(Collected data entries)
((
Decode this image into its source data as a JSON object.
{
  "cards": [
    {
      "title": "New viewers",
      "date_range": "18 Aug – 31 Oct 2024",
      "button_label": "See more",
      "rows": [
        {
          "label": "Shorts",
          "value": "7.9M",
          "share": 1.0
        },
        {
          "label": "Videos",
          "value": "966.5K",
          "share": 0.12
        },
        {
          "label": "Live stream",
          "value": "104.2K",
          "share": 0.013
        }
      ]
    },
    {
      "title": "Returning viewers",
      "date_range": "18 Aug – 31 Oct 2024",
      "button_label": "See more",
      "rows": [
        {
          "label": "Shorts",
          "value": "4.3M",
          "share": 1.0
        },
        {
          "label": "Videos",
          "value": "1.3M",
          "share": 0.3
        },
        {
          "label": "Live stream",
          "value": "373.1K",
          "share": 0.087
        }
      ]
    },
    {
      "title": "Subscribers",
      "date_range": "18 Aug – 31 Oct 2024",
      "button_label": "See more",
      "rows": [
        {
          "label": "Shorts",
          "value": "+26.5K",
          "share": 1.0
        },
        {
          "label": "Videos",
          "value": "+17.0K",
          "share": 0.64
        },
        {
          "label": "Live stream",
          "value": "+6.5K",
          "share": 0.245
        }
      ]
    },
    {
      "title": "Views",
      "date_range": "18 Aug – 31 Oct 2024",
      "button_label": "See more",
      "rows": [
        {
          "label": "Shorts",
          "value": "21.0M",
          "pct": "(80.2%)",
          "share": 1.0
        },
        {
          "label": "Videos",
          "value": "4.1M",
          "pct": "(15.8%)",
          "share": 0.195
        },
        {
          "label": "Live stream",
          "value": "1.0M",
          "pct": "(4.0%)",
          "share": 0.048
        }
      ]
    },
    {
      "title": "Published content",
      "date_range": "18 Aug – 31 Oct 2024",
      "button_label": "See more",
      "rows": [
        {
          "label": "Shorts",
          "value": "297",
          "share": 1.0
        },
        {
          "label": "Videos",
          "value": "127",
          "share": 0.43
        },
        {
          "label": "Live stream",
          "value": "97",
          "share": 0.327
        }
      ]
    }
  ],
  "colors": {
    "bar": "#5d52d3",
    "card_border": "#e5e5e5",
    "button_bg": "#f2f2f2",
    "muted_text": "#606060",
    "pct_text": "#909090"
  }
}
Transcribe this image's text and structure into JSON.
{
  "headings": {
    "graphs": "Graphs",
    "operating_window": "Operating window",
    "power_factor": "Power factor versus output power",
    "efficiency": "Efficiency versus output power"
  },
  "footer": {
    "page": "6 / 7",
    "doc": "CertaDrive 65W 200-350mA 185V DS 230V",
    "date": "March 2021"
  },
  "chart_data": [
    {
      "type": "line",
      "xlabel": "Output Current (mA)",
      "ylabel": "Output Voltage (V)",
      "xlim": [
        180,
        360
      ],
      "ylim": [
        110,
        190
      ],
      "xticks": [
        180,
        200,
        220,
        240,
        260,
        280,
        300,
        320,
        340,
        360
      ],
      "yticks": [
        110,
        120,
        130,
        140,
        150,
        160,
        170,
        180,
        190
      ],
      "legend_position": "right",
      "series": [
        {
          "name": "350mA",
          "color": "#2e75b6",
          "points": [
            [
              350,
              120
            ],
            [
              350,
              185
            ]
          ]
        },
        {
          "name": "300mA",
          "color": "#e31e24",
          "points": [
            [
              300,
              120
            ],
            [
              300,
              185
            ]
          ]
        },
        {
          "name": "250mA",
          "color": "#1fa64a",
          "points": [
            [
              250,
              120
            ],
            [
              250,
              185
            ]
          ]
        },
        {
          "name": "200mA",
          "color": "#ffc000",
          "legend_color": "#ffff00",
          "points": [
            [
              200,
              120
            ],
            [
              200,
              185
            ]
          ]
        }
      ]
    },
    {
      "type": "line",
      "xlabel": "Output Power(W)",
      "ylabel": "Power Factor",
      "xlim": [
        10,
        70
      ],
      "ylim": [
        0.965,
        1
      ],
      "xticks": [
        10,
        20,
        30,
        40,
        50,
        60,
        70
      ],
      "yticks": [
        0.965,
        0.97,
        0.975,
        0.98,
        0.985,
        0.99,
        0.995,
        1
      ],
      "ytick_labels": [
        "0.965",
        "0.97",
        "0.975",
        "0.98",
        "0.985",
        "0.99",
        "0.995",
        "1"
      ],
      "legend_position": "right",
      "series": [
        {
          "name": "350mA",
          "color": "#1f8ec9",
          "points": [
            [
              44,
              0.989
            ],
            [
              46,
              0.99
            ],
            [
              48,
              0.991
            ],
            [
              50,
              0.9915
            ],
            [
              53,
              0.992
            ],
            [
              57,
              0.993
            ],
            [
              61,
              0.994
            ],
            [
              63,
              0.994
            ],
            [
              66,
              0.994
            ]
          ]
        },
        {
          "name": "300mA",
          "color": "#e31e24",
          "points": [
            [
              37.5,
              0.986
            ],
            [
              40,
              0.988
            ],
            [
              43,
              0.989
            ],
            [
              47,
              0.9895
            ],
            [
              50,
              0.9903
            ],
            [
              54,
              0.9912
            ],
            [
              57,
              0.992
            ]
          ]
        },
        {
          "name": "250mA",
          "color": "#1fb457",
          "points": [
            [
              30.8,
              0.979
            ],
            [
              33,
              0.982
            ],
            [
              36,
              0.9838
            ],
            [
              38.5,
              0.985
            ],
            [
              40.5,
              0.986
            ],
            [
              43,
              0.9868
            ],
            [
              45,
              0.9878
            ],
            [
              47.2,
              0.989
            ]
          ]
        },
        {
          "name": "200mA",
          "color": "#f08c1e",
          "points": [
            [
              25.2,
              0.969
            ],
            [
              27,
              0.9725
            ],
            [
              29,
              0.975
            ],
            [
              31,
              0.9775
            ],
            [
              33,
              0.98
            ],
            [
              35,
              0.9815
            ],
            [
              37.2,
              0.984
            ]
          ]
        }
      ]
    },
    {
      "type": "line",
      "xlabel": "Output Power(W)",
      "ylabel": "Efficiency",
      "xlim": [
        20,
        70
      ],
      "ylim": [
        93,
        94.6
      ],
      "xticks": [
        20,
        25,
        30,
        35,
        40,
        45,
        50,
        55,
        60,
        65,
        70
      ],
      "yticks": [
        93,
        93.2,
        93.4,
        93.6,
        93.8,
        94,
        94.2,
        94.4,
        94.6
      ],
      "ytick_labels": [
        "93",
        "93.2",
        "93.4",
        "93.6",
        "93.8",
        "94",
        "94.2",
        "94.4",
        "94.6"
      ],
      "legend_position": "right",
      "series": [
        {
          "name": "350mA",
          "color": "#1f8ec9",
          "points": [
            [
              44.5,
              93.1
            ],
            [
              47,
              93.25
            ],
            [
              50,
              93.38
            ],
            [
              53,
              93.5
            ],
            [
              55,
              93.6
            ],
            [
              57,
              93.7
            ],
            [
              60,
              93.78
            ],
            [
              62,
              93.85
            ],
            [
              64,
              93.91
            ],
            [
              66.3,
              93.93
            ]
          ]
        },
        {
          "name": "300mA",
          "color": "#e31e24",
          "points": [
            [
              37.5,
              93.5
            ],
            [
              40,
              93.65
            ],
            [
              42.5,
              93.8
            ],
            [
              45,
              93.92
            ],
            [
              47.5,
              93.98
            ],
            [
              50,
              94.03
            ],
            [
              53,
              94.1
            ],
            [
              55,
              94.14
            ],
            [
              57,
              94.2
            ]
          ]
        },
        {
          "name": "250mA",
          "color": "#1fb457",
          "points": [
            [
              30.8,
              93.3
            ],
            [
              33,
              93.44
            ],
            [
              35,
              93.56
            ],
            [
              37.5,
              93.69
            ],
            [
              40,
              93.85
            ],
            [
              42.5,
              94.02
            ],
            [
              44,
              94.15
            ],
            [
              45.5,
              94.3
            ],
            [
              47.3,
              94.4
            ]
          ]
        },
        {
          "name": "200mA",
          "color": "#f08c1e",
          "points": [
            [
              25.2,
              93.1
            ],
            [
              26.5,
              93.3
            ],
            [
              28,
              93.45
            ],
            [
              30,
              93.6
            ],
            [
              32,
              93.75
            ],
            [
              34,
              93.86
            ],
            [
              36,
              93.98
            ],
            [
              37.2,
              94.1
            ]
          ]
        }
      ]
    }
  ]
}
))
* **Job**: Review the preceding data and report every line that includes the string "Efficiency".

* **Response**:
    "efficiency": "Efficiency versus output power"
      "ylabel": "Efficiency",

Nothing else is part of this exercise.